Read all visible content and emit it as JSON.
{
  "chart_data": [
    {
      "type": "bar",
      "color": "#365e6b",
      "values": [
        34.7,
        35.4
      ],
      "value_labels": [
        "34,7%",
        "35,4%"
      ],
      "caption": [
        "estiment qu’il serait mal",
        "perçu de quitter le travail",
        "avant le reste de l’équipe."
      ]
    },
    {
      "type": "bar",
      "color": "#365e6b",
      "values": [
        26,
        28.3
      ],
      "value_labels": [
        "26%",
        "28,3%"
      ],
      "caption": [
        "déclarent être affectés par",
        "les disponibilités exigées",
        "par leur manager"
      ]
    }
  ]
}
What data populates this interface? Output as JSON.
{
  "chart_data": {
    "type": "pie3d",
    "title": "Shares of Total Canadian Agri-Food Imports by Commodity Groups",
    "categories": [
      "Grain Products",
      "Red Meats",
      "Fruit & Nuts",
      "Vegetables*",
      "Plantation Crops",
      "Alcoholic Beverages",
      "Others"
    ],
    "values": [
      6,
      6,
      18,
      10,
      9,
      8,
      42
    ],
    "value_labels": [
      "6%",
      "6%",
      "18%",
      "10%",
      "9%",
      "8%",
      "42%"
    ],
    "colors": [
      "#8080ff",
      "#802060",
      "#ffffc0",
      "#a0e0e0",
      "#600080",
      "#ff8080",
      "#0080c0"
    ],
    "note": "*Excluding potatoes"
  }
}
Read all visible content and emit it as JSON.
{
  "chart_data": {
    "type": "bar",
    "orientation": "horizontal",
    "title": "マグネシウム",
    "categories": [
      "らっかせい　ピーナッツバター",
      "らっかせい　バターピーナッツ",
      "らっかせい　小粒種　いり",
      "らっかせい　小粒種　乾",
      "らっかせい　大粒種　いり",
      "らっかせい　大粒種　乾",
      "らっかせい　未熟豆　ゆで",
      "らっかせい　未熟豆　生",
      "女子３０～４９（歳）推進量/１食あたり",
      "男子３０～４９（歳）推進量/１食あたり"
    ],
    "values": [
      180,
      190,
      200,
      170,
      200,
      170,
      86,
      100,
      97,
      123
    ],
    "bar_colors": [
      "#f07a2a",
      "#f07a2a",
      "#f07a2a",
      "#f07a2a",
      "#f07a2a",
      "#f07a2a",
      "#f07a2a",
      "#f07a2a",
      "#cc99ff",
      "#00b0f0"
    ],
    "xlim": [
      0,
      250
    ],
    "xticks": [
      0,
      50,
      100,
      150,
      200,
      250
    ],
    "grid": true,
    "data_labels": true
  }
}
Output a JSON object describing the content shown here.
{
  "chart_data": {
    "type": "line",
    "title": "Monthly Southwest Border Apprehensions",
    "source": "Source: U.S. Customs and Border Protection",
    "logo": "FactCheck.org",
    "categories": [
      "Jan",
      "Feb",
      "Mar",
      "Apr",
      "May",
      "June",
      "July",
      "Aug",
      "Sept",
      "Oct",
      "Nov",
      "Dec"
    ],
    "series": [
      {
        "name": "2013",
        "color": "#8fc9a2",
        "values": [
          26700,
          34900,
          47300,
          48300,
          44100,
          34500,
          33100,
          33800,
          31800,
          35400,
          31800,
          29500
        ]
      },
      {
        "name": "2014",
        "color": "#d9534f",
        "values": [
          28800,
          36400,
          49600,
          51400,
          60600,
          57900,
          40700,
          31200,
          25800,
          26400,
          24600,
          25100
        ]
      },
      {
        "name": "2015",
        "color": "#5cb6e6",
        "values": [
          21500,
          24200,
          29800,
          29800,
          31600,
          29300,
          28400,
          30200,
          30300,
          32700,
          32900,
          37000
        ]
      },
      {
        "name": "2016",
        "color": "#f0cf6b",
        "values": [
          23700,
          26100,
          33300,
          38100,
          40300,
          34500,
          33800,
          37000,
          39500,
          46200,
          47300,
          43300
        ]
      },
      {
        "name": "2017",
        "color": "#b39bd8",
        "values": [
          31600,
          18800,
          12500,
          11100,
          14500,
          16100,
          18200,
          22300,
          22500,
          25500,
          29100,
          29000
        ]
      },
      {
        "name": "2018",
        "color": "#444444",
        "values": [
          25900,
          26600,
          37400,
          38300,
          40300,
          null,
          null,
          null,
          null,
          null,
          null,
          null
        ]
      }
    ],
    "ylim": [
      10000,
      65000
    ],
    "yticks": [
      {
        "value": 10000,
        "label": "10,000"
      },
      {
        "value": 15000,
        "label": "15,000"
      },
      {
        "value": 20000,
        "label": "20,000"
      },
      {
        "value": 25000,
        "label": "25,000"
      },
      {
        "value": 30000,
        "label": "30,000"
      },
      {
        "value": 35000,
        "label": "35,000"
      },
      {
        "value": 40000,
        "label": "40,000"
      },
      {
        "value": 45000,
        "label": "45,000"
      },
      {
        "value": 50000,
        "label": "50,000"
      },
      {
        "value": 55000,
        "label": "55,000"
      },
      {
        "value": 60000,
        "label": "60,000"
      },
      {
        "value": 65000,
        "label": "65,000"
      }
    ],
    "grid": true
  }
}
━━━━━━━━━━━━━━━━━━━━
* Exercise directions
Quote all the records exactly, please, leaving none out.

* The output
Read all visible content and emit it as JSON.
{
  "chart_data": [
    {
      "type": "bar",
      "color": "#365e6b",
      "values": [
        34.7,
        35.4
      ],
      "value_labels": [
        "34,7%",
        "35,4%"
      ],
      "caption": [
        "estiment qu’il serait mal",
        "perçu de quitter le travail",
        "avant le reste de l’équipe."
      ]
    },
    {
      "type": "bar",
      "color": "#365e6b",
      "values": [
        26,
        28.3
      ],
      "value_labels": [
        "26%",
        "28,3%"
      ],
      "caption": [
        "déclarent être affectés par",
        "les disponibilités exigées",
        "par leur manager"
      ]
    }
  ]
}
What data populates this interface? Output as JSON.
{
  "chart_data": {
    "type": "pie3d",
    "title": "Shares of Total Canadian Agri-Food Imports by Commodity Groups",
    "categories": [
      "Grain Products",
      "Red Meats",
      "Fruit & Nuts",
      "Vegetables*",
      "Plantation Crops",
      "Alcoholic Beverages",
      "Others"
    ],
    "values": [
      6,
      6,
      18,
      10,
      9,
      8,
      42
    ],
    "value_labels": [
      "6%",
      "6%",
      "18%",
      "10%",
      "9%",
      "8%",
      "42%"
    ],
    "colors": [
      "#8080ff",
      "#802060",
      "#ffffc0",
      "#a0e0e0",
      "#600080",
      "#ff8080",
      "#0080c0"
    ],
    "note": "*Excluding potatoes"
  }
}
Read all visible content and emit it as JSON.
{
  "chart_data": {
    "type": "bar",
    "orientation": "horizontal",
    "title": "マグネシウム",
    "categories": [
      "らっかせい　ピーナッツバター",
      "らっかせい　バターピーナッツ",
      "らっかせい　小粒種　いり",
      "らっかせい　小粒種　乾",
      "らっかせい　大粒種　いり",
      "らっかせい　大粒種　乾",
      "らっかせい　未熟豆　ゆで",
      "らっかせい　未熟豆　生",
      "女子３０～４９（歳）推進量/１食あたり",
      "男子３０～４９（歳）推進量/１食あたり"
    ],
    "values": [
      180,
      190,
      200,
      170,
      200,
      170,
      86,
      100,
      97,
      123
    ],
    "bar_colors": [
      "#f07a2a",
      "#f07a2a",
      "#f07a2a",
      "#f07a2a",
      "#f07a2a",
      "#f07a2a",
      "#f07a2a",
      "#f07a2a",
      "#cc99ff",
      "#00b0f0"
    ],
    "xlim": [
      0,
      250
    ],
    "xticks": [
      0,
      50,
      100,
      150,
      200,
      250
    ],
    "grid": true,
    "data_labels": true
  }
}
Output a JSON object describing the content shown here.
{
  "chart_data": {
    "type": "line",
    "title": "Monthly Southwest Border Apprehensions",
    "source": "Source: U.S. Customs and Border Protection",
    "logo": "FactCheck.org",
    "categories": [
      "Jan",
      "Feb",
      "Mar",
      "Apr",
      "May",
      "June",
      "July",
      "Aug",
      "Sept",
      "Oct",
      "Nov",
      "Dec"
    ],
    "series": [
      {
        "name": "2013",
        "color": "#8fc9a2",
        "values": [
          26700,
          34900,
          47300,
          48300,
          44100,
          34500,
          33100,
          33800,
          31800,
          35400,
          31800,
          29500
        ]
      },
      {
        "name": "2014",
        "color": "#d9534f",
        "values": [
          28800,
          36400,
          49600,
          51400,
          60600,
          57900,
          40700,
          31200,
          25800,
          26400,
          24600,
          25100
        ]
      },
      {
        "name": "2015",
        "color": "#5cb6e6",
        "values": [
          21500,
          24200,
          29800,
          29800,
          31600,
          29300,
          28400,
          30200,
          30300,
          32700,
          32900,
          37000
        ]
      },
      {
        "name": "2016",
        "color": "#f0cf6b",
        "values": [
          23700,
          26100,
          33300,
          38100,
          40300,
          34500,
          33800,
          37000,
          39500,
          46200,
          47300,
          43300
        ]
      },
      {
        "name": "2017",
        "color": "#b39bd8",
        "values": [
          31600,
          18800,
          12500,
          11100,
          14500,
          16100,
          18200,
          22300,
          22500,
          25500,
          29100,
          29000
        ]
      },
      {
        "name": "2018",
        "color": "#444444",
        "values": [
          25900,
          26600,
          37400,
          38300,
          40300,
          null,
          null,
          null,
          null,
          null,
          null,
          null
        ]
      }
    ],
    "ylim": [
      10000,
      65000
    ],
    "yticks": [
      {
        "value": 10000,
        "label": "10,000"
      },
      {
        "value": 15000,
        "label": "15,000"
      },
      {
        "value": 20000,
        "label": "20,000"
      },
      {
        "value": 25000,
        "label": "25,000"
      },
      {
        "value": 30000,
        "label": "30,000"
      },
      {
        "value": 35000,
        "label": "35,000"
      },
      {
        "value": 40000,
        "label": "40,000"
      },
      {
        "value": 45000,
        "label": "45,000"
      },
      {
        "value": 50000,
        "label": "50,000"
      },
      {
        "value": 55000,
        "label": "55,000"
      },
      {
        "value": 60000,
        "label": "60,000"
      },
      {
        "value": 65000,
        "label": "65,000"
      }
    ],
    "grid": true
  }
}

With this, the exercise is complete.